Extract each line from the entries below that has the string "color" in it.
# # # # # # #
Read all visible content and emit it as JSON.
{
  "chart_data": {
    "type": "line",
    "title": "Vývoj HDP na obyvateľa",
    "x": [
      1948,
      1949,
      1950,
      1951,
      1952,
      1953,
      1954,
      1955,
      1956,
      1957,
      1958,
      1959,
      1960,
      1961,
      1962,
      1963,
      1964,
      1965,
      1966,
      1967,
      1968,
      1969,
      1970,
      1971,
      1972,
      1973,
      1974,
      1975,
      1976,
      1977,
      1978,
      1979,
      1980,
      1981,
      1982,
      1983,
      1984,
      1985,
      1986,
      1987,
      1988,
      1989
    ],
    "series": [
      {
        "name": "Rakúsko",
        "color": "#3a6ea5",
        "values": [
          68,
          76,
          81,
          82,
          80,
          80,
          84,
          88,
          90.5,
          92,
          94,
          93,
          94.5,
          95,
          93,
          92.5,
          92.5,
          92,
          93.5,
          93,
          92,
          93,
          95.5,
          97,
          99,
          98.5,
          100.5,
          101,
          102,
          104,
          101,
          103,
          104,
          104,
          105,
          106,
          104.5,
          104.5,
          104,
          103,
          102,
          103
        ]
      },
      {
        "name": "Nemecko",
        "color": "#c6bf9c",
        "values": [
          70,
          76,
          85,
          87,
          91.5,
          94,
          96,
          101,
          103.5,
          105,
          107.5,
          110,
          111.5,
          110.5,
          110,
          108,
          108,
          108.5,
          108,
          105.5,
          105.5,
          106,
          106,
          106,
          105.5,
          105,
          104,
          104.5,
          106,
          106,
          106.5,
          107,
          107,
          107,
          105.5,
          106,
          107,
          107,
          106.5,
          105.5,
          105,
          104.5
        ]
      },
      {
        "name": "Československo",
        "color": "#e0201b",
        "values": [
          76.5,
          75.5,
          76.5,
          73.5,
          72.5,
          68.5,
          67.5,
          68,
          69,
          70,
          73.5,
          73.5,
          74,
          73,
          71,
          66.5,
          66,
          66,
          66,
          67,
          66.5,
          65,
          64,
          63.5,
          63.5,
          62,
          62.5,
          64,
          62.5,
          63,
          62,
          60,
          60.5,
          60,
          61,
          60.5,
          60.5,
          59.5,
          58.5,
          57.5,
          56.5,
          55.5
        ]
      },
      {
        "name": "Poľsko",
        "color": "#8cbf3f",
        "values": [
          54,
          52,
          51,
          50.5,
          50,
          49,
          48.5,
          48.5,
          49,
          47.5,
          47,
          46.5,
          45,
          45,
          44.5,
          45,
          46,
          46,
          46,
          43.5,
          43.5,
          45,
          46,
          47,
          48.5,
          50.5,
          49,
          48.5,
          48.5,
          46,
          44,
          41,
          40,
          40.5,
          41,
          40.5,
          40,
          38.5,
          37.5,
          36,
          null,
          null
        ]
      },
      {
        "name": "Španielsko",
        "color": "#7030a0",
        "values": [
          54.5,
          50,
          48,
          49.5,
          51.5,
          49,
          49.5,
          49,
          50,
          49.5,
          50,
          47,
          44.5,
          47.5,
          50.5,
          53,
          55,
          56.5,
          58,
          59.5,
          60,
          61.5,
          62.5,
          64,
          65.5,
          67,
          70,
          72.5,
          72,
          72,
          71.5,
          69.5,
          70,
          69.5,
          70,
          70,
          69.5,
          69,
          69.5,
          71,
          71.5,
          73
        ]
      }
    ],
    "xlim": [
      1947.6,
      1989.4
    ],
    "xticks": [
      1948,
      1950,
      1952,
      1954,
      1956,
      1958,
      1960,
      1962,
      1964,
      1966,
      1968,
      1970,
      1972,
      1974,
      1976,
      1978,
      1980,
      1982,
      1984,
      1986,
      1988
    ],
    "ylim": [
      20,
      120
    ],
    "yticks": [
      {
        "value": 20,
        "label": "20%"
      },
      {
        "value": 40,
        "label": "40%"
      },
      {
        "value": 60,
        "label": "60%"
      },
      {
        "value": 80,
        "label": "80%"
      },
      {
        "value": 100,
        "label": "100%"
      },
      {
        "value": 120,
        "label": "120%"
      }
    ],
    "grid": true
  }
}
# # # # # # #
Reply:
        "color": "#3a6ea5",
        "color": "#c6bf9c",
        "color": "#e0201b",
        "color": "#8cbf3f",
        "color": "#7030a0",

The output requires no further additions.